# START OF EXTRACTED RECORDS
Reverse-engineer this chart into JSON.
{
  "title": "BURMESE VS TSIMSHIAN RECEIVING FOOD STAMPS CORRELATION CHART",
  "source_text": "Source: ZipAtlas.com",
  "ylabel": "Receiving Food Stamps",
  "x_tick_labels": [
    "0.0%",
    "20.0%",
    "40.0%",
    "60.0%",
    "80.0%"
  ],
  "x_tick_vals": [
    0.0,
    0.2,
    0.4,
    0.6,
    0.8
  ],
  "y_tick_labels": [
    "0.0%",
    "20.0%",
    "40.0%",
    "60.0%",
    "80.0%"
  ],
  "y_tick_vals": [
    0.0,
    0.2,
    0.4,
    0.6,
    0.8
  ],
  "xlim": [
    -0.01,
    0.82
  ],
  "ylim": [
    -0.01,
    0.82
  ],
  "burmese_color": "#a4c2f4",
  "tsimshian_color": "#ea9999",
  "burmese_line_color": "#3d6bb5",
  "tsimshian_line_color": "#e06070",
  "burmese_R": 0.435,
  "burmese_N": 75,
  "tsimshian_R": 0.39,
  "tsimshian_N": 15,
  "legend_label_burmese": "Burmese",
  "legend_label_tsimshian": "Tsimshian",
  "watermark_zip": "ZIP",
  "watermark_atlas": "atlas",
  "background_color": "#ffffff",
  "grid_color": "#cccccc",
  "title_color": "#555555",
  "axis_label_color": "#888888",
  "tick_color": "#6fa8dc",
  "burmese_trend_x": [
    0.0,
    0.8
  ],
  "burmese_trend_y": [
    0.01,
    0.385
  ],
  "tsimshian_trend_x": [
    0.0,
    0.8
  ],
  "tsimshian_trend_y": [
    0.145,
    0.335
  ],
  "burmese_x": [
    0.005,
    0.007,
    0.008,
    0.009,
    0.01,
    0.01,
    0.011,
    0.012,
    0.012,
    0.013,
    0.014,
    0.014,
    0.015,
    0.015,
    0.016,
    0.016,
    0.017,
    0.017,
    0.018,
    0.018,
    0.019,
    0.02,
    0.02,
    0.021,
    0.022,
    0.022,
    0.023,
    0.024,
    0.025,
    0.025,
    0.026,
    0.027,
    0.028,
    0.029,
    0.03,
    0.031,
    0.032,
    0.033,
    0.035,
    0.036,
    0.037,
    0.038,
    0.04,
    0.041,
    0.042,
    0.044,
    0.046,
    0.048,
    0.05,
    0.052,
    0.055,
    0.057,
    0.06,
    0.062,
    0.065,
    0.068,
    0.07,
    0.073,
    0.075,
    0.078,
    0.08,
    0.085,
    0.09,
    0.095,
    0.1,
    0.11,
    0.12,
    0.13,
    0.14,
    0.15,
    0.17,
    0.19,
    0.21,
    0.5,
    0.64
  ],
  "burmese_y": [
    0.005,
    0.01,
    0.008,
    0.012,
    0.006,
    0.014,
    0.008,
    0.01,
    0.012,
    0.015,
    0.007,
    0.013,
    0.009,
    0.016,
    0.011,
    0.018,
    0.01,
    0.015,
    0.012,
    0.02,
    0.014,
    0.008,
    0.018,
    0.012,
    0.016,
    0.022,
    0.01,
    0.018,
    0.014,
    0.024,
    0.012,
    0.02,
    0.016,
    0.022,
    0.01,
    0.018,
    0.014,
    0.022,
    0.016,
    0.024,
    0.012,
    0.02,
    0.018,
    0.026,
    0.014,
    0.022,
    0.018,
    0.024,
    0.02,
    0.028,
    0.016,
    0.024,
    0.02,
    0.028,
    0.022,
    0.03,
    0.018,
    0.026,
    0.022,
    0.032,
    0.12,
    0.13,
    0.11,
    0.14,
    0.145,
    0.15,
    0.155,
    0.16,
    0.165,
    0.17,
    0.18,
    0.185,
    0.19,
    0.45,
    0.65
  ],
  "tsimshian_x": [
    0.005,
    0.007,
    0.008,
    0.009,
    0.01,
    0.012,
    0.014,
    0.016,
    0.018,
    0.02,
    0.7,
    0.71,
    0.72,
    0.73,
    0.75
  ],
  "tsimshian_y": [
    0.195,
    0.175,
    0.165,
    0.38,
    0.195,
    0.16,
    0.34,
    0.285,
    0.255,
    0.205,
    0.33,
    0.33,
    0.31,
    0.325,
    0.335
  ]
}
# END OF EXTRACTED RECORDS
# START OF EXTRACTED RECORDS
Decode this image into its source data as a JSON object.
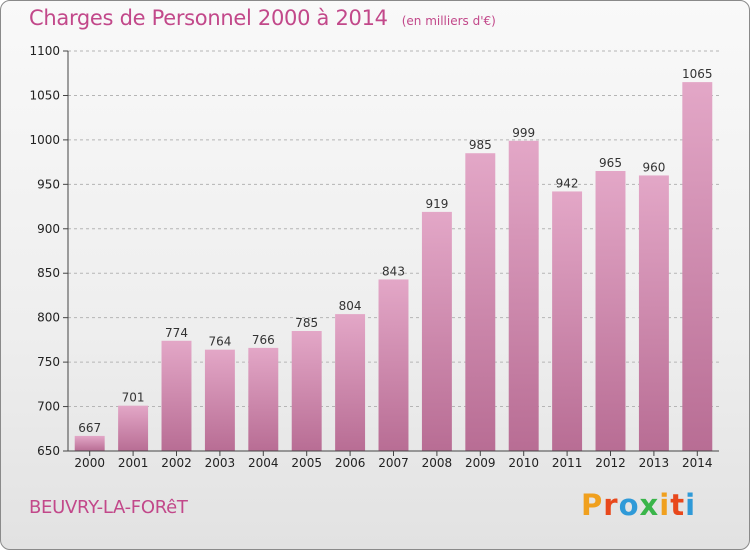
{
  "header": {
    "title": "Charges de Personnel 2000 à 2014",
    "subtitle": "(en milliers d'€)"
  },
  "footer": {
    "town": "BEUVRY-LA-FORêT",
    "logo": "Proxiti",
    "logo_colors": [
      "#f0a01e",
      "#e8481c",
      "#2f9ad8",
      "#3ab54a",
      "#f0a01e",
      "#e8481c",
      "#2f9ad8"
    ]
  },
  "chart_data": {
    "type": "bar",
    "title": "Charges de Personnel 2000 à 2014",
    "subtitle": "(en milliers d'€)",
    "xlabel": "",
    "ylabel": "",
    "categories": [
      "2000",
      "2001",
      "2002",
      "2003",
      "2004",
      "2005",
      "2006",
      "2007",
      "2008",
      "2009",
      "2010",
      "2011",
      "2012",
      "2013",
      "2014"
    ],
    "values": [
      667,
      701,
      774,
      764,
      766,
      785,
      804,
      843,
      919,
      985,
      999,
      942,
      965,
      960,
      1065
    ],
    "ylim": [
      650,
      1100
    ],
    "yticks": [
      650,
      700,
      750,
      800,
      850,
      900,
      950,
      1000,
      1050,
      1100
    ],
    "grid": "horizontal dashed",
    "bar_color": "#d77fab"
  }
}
# END OF EXTRACTED RECORDS
# TASK STATEMENT
Filter the listing for the word "milliers" and copy every line that holds it.

# FULL ANSWER
    "subtitle": "(en milliers d'€)"
    "subtitle": "(en milliers d'€)",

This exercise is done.